§ **What you are asked to do**
Show every line of the records below that contains the word "title".

Dataset listings of figures

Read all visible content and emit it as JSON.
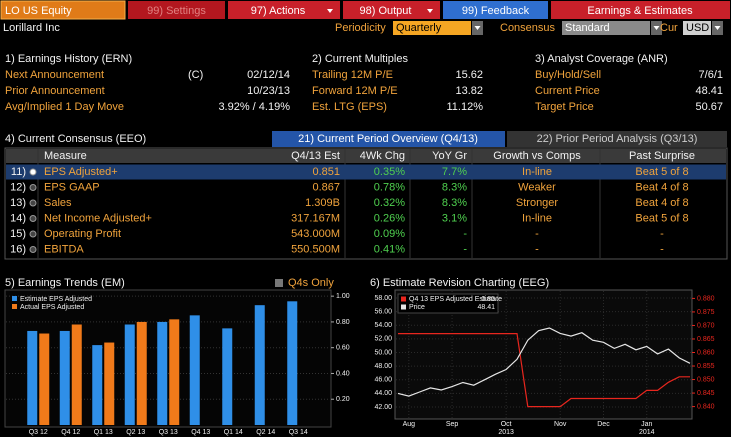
{
  "header": {
    "ticker": "LO US Equity",
    "buttons": [
      "99) Settings",
      "97) Actions",
      "98) Output",
      "99) Feedback"
    ],
    "title": "Earnings & Estimates"
  },
  "company": "Lorillard Inc",
  "controls": [
    {
      "label": "Periodicity",
      "value": "Quarterly"
    },
    {
      "label": "Consensus",
      "value": "Standard"
    },
    {
      "label": "Cur",
      "value": "USD"
    }
  ],
  "earnings_history": {
    "title": "1) Earnings History (ERN)",
    "rows": [
      {
        "label": "Next Announcement",
        "flag": "(C)",
        "value": "02/12/14"
      },
      {
        "label": "Prior Announcement",
        "value": "10/23/13"
      },
      {
        "label": "Avg/Implied 1 Day Move",
        "value": "3.92% / 4.19%"
      }
    ]
  },
  "current_multiples": {
    "title": "2) Current Multiples",
    "rows": [
      {
        "label": "Trailing 12M P/E",
        "value": "15.62"
      },
      {
        "label": "Forward 12M P/E",
        "value": "13.82"
      },
      {
        "label": "Est. LTG (EPS)",
        "value": "11.12%"
      }
    ]
  },
  "analyst_coverage": {
    "title": "3) Analyst Coverage (ANR)",
    "rows": [
      {
        "label": "Buy/Hold/Sell",
        "value": "7/6/1"
      },
      {
        "label": "Current Price",
        "value": "48.41"
      },
      {
        "label": "Target Price",
        "value": "50.67"
      }
    ]
  },
  "consensus": {
    "title": "4) Current Consensus (EEO)",
    "tabs": [
      "21) Current Period Overview (Q4/13)",
      "22) Prior Period Analysis (Q3/13)"
    ],
    "table": {
      "headers": [
        "Measure",
        "Q4/13 Est",
        "4Wk Chg",
        "YoY Gr",
        "Growth vs Comps",
        "Past Surprise"
      ],
      "rows": [
        [
          "11)",
          "EPS Adjusted+",
          "0.851",
          "0.35%",
          "7.7%",
          "In-line",
          "Beat 5 of 8"
        ],
        [
          "12)",
          "EPS GAAP",
          "0.867",
          "0.78%",
          "8.3%",
          "Weaker",
          "Beat 4 of 8"
        ],
        [
          "13)",
          "Sales",
          "1.309B",
          "0.32%",
          "8.3%",
          "Stronger",
          "Beat 4 of 8"
        ],
        [
          "14)",
          "Net Income Adjusted+",
          "317.167M",
          "0.26%",
          "3.1%",
          "In-line",
          "Beat 5 of 8"
        ],
        [
          "15)",
          "Operating Profit",
          "543.000M",
          "0.09%",
          "-",
          "-",
          "-"
        ],
        [
          "16)",
          "EBITDA",
          "550.500M",
          "0.41%",
          "-",
          "-",
          "-"
        ]
      ]
    }
  },
  "chart_data": [
    {
      "type": "bar",
      "title": "5) Earnings Trends (EM)",
      "checkbox": "Q4s Only",
      "categories": [
        "Q3 12",
        "Q4 12",
        "Q1 13",
        "Q2 13",
        "Q3 13",
        "Q4 13",
        "Q1 14",
        "Q2 14",
        "Q3 14"
      ],
      "series": [
        {
          "name": "Estimate EPS Adjusted",
          "color": "#2f8fe8",
          "values": [
            0.73,
            0.73,
            0.62,
            0.78,
            0.8,
            0.851,
            0.75,
            0.93,
            0.96
          ]
        },
        {
          "name": "Actual EPS Adjusted",
          "color": "#f07a1a",
          "values": [
            0.71,
            0.78,
            0.64,
            0.8,
            0.82,
            null,
            null,
            null,
            null
          ]
        }
      ],
      "ylim": [
        0,
        1.04
      ],
      "yticks": [
        {
          "value": 0.2,
          "label": "0.20"
        },
        {
          "value": 0.4,
          "label": "0.40"
        },
        {
          "value": 0.6,
          "label": "0.60"
        },
        {
          "value": 0.8,
          "label": "0.80"
        },
        {
          "value": 1,
          "label": "1.00"
        }
      ],
      "grid": true
    },
    {
      "type": "line",
      "title": "6) Estimate Revision Charting (EEG)",
      "categories": [
        null,
        "Aug",
        null,
        null,
        null,
        "Sep",
        null,
        null,
        null,
        null,
        "Oct",
        null,
        null,
        null,
        null,
        "Nov",
        null,
        null,
        null,
        "Dec",
        null,
        null,
        null,
        "Jan",
        null,
        null,
        null,
        null
      ],
      "categories2": [
        null,
        null,
        null,
        null,
        null,
        null,
        null,
        null,
        null,
        null,
        "2013",
        null,
        null,
        null,
        null,
        null,
        null,
        null,
        null,
        null,
        null,
        null,
        null,
        "2014",
        null,
        null,
        null,
        null
      ],
      "series": [
        {
          "name": "Q4 13 EPS Adjusted Estimate",
          "color": "#e8261e",
          "axis": "y2",
          "values": [
            0.867,
            0.867,
            0.867,
            0.867,
            0.867,
            0.867,
            0.867,
            0.867,
            0.867,
            0.867,
            0.867,
            0.867,
            0.84,
            0.84,
            0.84,
            0.84,
            0.843,
            0.843,
            0.843,
            0.843,
            0.843,
            0.843,
            0.843,
            0.846,
            0.846,
            0.849,
            0.851,
            0.851
          ]
        },
        {
          "name": "Price",
          "color": "#e6e6e6",
          "values": [
            44.0,
            43.6,
            44.2,
            44.8,
            44.5,
            45.0,
            45.6,
            45.2,
            46.0,
            46.8,
            47.5,
            49.0,
            51.8,
            53.2,
            53.6,
            52.8,
            52.4,
            52.9,
            51.8,
            51.5,
            50.6,
            51.2,
            50.4,
            50.9,
            49.8,
            50.5,
            49.2,
            48.41
          ]
        }
      ],
      "legend_values": [
        "0.85",
        "48.41"
      ],
      "ylim": [
        42,
        58
      ],
      "yticks": [
        {
          "value": 42,
          "label": "42.00"
        },
        {
          "value": 44,
          "label": "44.00"
        },
        {
          "value": 46,
          "label": "46.00"
        },
        {
          "value": 48,
          "label": "48.00"
        },
        {
          "value": 50,
          "label": "50.00"
        },
        {
          "value": 52,
          "label": "52.00"
        },
        {
          "value": 54,
          "label": "54.00"
        },
        {
          "value": 56,
          "label": "56.00"
        },
        {
          "value": 58,
          "label": "58.00"
        }
      ],
      "y2lim": [
        0.838,
        0.882
      ],
      "y2ticks": [
        {
          "value": 0.84,
          "label": "0.840"
        },
        {
          "value": 0.845,
          "label": "0.845"
        },
        {
          "value": 0.85,
          "label": "0.850"
        },
        {
          "value": 0.855,
          "label": "0.855"
        },
        {
          "value": 0.86,
          "label": "0.860"
        },
        {
          "value": 0.865,
          "label": "0.865"
        },
        {
          "value": 0.87,
          "label": "0.870"
        },
        {
          "value": 0.875,
          "label": "0.875"
        },
        {
          "value": 0.88,
          "label": "0.880"
        }
      ],
      "grid": true
    }
  ]
}
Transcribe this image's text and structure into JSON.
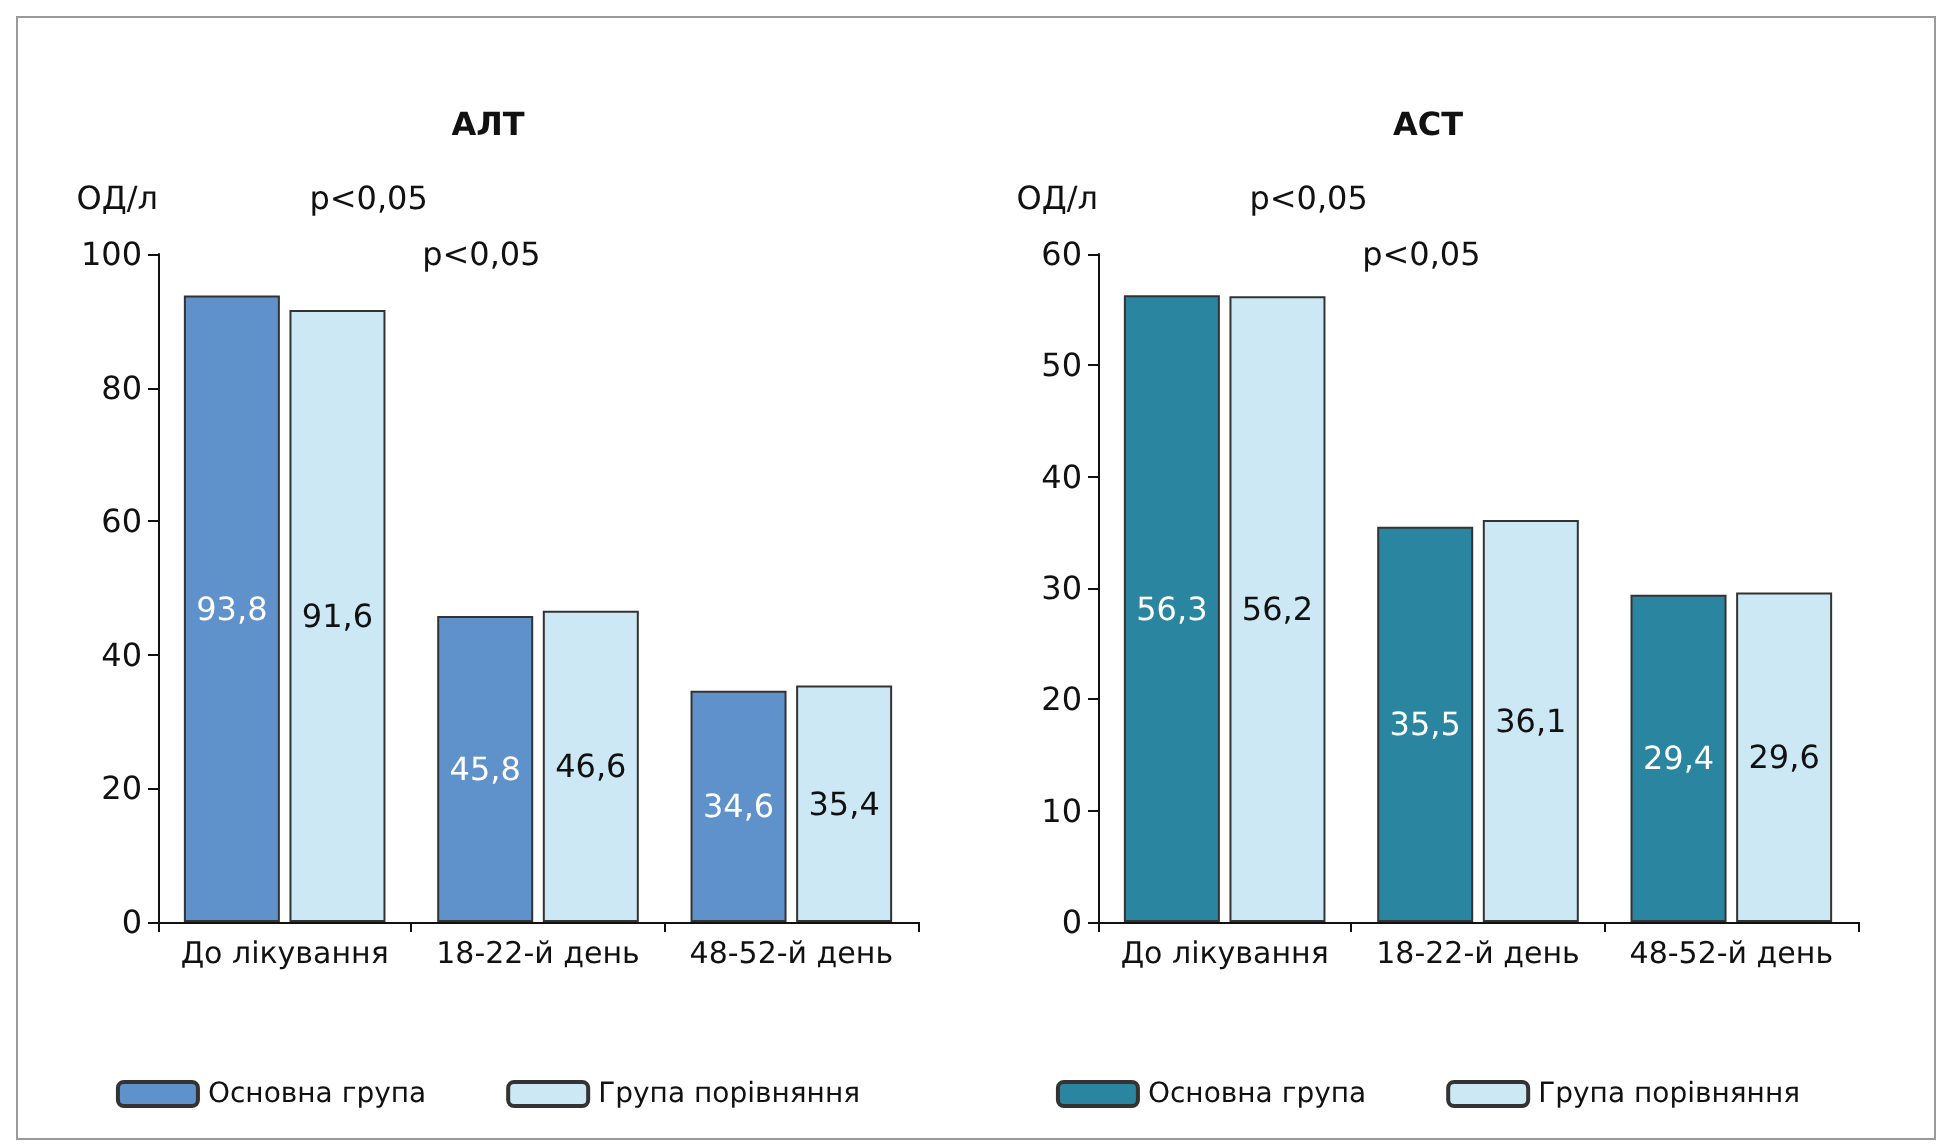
{
  "chart_data": [
    {
      "type": "bar",
      "title": "АЛТ",
      "ylabel": "ОД/л",
      "categories": [
        "До лікування",
        "18-22-й день",
        "48-52-й день"
      ],
      "series": [
        {
          "name": "Основна група",
          "color": "#5f91cb",
          "values": [
            93.8,
            45.8,
            34.6
          ],
          "value_labels": [
            "93,8",
            "45,8",
            "34,6"
          ]
        },
        {
          "name": "Група порівняння",
          "color": "#cce8f4",
          "values": [
            91.6,
            46.6,
            35.4
          ],
          "value_labels": [
            "91,6",
            "46,6",
            "35,4"
          ]
        }
      ],
      "ylim": [
        0,
        100
      ],
      "yticks": [
        0,
        20,
        40,
        60,
        80,
        100
      ],
      "grid": false,
      "legend": "bottom",
      "annotations": [
        "p<0,05",
        "p<0,05"
      ]
    },
    {
      "type": "bar",
      "title": "АСТ",
      "ylabel": "ОД/л",
      "categories": [
        "До лікування",
        "18-22-й день",
        "48-52-й день"
      ],
      "series": [
        {
          "name": "Основна група",
          "color": "#2a86a0",
          "values": [
            56.3,
            35.5,
            29.4
          ],
          "value_labels": [
            "56,3",
            "35,5",
            "29,4"
          ]
        },
        {
          "name": "Група порівняння",
          "color": "#cce8f4",
          "values": [
            56.2,
            36.1,
            29.6
          ],
          "value_labels": [
            "56,2",
            "36,1",
            "29,6"
          ]
        }
      ],
      "ylim": [
        0,
        60
      ],
      "yticks": [
        0,
        10,
        20,
        30,
        40,
        50,
        60
      ],
      "grid": false,
      "legend": "bottom",
      "annotations": [
        "p<0,05",
        "p<0,05"
      ]
    }
  ]
}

§ **Result of this exercise**
    "title": "Earnings & Estimates"
    "title": "1) Earnings History (ERN)",
    "title": "2) Current Multiples",
    "title": "3) Analyst Coverage (ANR)",
    "title": "4) Current Consensus (EEO)",
      "title": "5) Earnings Trends (EM)",
      "title": "6) Estimate Revision Charting (EEG)",
      "title": "АЛТ",
      "title": "АСТ",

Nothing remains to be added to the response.